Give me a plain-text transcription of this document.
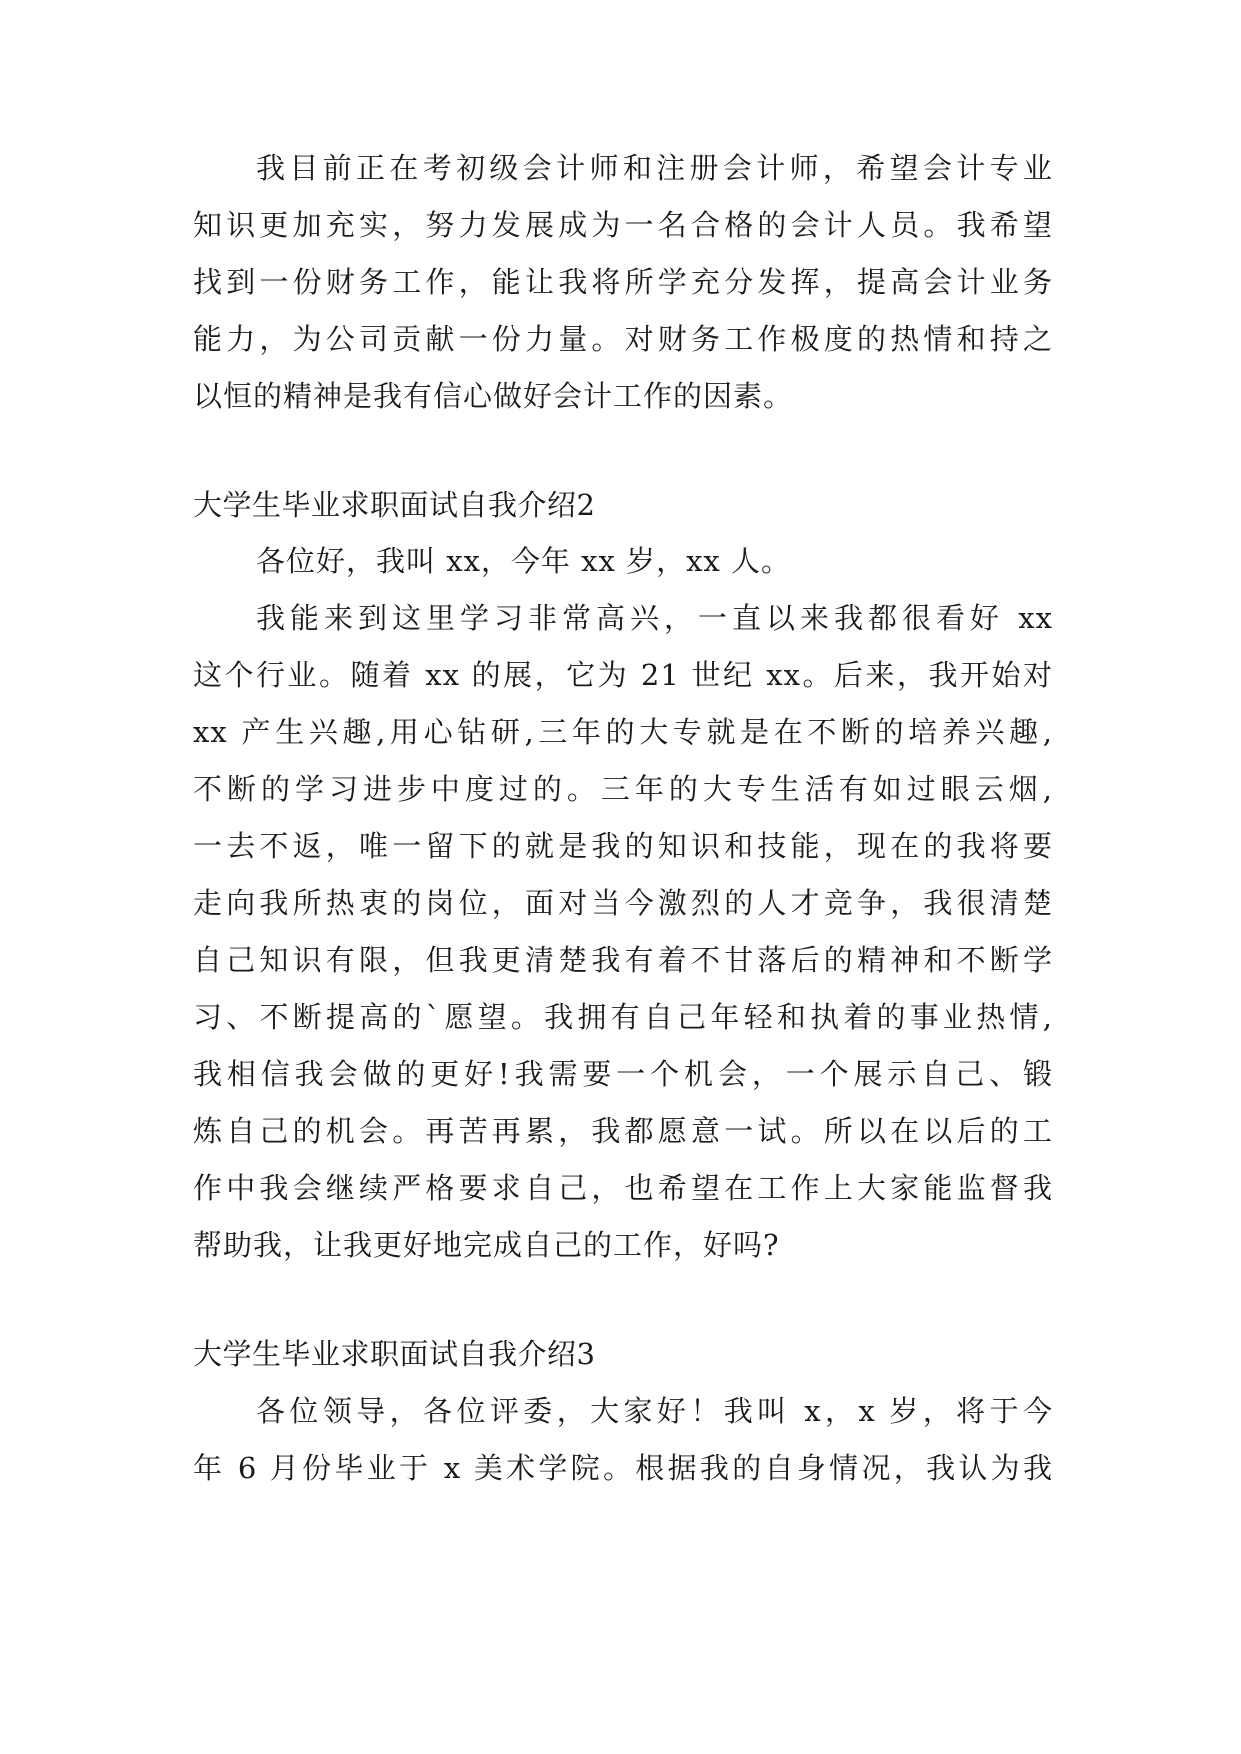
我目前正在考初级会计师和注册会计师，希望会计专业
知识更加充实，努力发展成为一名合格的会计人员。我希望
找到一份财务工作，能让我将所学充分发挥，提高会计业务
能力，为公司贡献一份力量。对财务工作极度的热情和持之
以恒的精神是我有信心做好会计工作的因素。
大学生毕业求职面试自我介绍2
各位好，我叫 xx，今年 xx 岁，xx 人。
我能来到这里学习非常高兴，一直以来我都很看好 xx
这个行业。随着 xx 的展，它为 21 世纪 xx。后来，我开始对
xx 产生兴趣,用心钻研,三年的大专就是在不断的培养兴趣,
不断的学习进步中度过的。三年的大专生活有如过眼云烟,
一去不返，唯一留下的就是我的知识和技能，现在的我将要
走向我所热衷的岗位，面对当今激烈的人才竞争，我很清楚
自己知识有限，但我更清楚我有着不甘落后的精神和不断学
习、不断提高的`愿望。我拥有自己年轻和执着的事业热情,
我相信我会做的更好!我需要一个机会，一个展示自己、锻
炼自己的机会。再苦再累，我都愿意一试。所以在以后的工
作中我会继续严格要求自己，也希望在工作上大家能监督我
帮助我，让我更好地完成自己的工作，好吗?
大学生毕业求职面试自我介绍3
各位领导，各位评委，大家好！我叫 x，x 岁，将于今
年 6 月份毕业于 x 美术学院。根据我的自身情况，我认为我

--

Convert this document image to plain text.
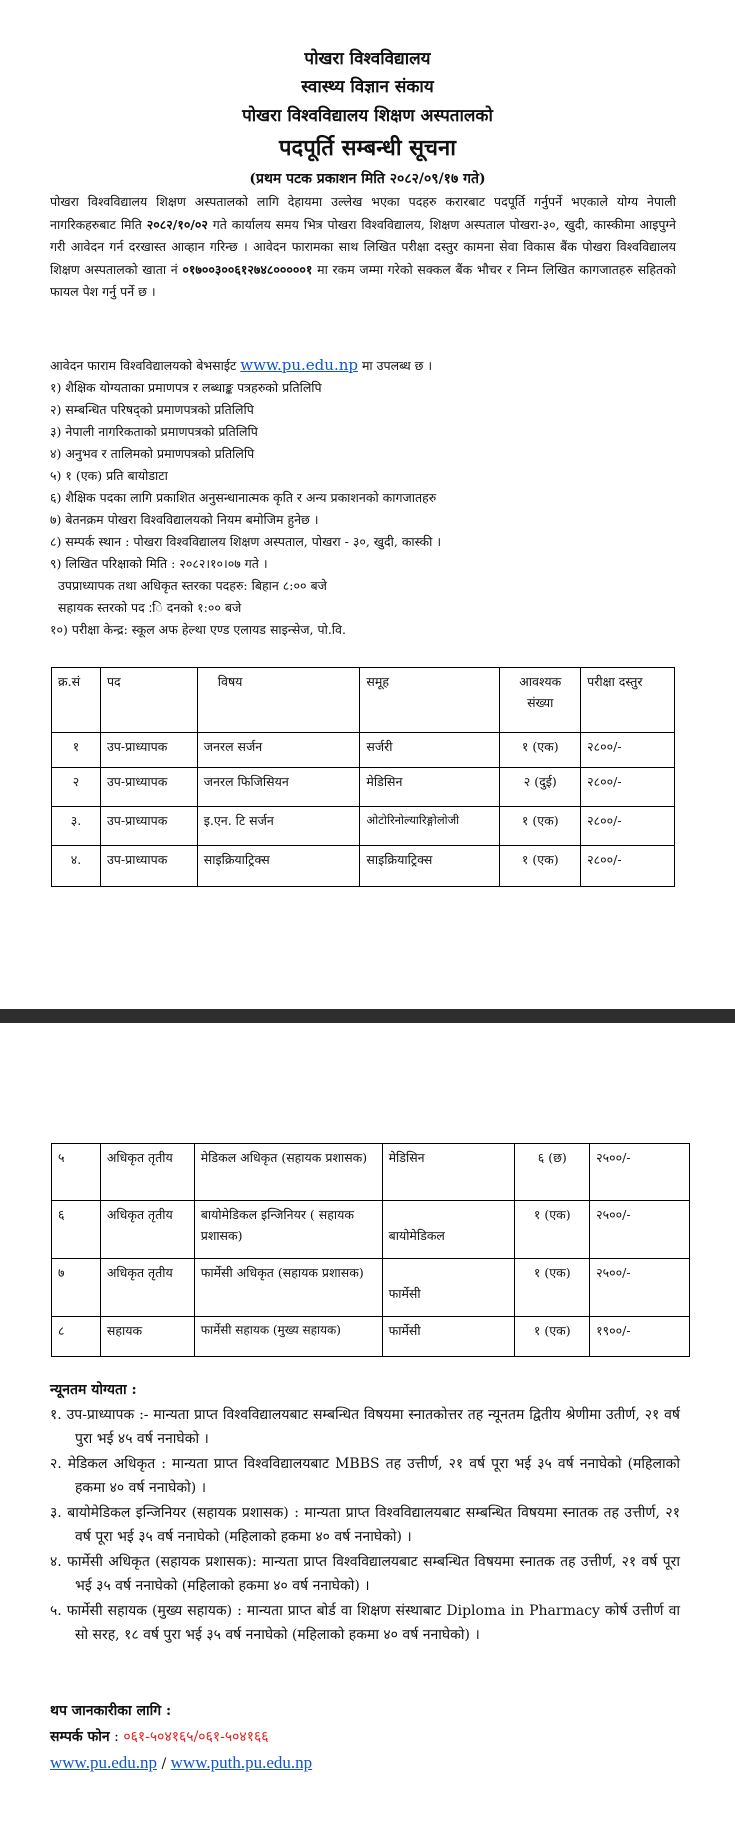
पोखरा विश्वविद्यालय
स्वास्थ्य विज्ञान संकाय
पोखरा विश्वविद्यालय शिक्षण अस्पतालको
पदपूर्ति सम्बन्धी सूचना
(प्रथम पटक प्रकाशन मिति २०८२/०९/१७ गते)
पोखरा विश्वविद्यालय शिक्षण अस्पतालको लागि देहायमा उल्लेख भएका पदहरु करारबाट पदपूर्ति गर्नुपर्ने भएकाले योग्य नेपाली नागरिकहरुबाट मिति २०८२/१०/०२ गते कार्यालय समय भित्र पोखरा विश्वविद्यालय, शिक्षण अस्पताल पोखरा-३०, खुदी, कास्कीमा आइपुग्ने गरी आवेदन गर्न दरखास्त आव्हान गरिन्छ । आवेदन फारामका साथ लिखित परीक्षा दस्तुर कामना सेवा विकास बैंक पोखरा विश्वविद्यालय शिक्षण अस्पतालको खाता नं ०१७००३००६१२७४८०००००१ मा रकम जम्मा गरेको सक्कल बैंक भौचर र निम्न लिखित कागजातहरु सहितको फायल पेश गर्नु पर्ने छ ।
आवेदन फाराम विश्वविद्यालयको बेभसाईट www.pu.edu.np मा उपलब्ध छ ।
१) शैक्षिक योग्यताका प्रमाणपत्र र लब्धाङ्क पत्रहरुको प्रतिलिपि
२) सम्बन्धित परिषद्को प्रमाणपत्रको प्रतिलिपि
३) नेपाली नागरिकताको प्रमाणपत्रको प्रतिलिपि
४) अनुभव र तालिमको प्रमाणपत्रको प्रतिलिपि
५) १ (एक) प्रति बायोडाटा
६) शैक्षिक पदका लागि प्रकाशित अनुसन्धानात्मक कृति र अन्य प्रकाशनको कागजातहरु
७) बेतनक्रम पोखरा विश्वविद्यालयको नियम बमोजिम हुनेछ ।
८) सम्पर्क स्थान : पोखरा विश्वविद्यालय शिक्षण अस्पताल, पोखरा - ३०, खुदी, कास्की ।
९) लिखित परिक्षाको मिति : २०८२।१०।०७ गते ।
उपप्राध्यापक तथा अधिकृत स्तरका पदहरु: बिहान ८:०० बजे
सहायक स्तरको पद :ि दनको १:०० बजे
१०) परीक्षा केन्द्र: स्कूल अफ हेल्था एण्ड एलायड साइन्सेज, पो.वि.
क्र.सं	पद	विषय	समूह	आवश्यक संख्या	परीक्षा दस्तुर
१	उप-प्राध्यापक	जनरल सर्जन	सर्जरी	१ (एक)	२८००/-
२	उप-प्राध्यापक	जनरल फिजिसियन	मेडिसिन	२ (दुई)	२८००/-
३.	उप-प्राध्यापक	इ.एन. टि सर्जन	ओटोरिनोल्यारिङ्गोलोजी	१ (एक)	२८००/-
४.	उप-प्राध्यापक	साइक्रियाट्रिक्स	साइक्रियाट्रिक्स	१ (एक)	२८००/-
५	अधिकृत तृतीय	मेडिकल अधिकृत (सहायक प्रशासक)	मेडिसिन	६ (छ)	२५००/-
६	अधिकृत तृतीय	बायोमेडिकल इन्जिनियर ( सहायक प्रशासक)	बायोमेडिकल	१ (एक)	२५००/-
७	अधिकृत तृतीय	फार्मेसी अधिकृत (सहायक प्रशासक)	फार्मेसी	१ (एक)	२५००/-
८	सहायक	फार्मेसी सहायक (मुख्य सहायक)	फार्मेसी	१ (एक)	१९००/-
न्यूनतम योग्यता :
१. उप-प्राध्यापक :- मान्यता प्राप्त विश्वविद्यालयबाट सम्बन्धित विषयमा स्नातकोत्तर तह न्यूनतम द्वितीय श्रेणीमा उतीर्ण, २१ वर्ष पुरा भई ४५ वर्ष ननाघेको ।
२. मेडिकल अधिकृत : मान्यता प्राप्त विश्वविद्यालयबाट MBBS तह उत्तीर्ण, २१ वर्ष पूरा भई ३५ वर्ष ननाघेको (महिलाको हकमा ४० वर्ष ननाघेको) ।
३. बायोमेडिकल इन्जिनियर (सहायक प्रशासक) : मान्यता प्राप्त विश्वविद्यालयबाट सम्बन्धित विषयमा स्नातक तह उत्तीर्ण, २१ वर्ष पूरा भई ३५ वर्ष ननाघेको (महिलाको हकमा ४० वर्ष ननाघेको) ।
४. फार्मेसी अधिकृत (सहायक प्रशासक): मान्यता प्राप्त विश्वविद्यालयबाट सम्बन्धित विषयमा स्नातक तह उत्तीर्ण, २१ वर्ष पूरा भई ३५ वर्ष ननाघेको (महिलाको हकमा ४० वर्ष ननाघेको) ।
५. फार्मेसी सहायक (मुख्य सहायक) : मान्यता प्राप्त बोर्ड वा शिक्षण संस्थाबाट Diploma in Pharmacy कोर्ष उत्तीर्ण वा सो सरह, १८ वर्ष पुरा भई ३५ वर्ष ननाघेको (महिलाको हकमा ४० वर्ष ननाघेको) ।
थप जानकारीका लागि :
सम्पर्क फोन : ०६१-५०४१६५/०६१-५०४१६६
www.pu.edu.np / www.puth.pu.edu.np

---

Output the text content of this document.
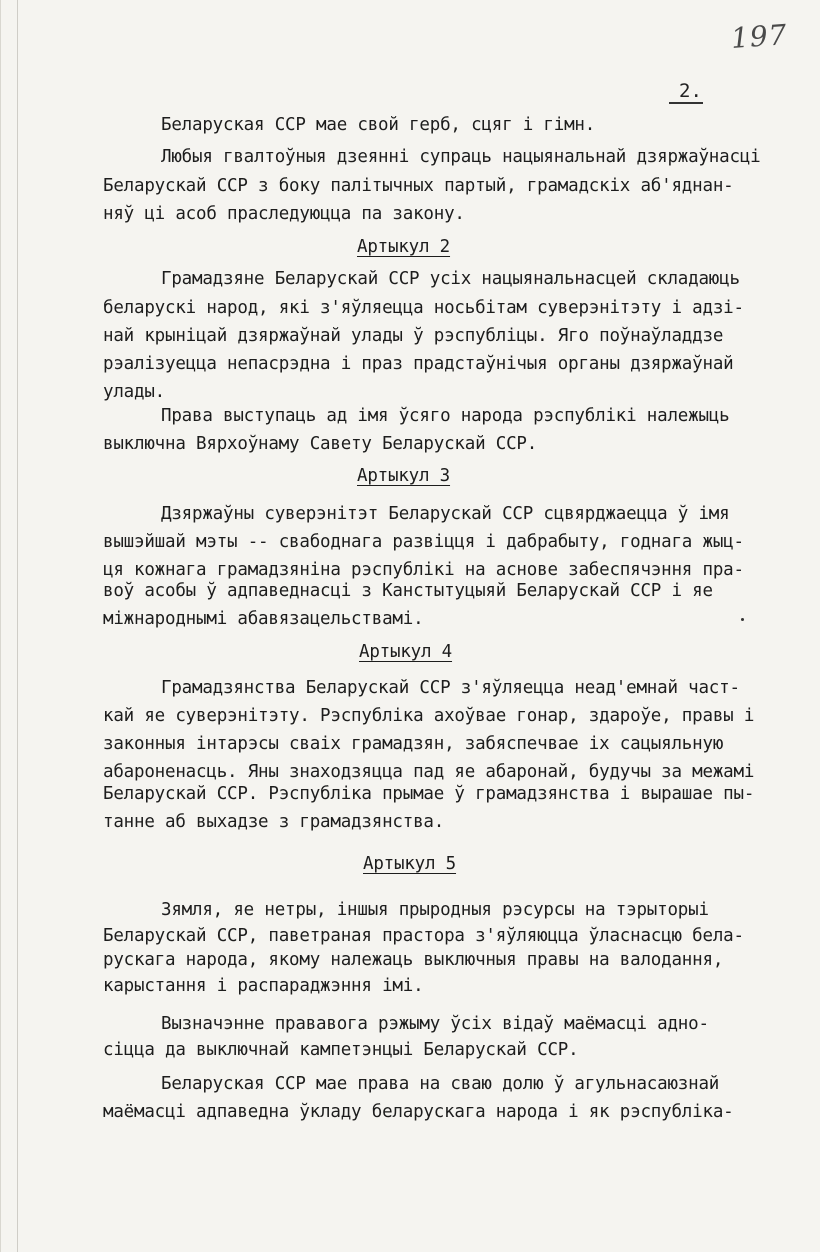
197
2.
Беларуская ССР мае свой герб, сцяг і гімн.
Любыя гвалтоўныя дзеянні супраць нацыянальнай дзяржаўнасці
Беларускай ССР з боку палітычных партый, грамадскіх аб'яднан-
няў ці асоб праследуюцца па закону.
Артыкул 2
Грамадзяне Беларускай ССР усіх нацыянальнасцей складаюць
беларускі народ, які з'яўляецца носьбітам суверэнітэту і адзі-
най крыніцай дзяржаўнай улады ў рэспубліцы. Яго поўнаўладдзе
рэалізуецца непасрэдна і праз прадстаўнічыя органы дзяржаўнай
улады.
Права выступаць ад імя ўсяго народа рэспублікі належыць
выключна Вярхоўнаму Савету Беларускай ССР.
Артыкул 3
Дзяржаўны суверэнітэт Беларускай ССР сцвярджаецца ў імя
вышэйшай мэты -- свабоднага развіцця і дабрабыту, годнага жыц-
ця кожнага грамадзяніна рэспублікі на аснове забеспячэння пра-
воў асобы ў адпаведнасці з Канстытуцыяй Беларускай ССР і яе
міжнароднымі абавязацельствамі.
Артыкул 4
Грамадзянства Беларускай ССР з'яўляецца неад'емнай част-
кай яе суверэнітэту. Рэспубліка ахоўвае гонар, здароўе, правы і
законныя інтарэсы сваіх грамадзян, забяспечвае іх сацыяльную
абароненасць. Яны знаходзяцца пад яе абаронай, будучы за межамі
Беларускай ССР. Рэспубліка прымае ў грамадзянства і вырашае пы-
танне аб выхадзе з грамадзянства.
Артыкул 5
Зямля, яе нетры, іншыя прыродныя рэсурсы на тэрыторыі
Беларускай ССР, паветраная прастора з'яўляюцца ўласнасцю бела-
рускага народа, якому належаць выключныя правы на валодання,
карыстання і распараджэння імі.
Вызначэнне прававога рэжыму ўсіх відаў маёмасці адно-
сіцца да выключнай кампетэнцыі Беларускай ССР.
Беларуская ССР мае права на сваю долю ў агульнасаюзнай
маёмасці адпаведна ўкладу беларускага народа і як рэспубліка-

-- Work to complete --
From the data above, copy out every line with the string "जनरल" in it.

-- Task answer --
१	उप-प्राध्यापक	जनरल सर्जन	सर्जरी	१ (एक)	२८००/-
२	उप-प्राध्यापक	जनरल फिजिसियन	मेडिसिन	२ (दुई)	२८००/-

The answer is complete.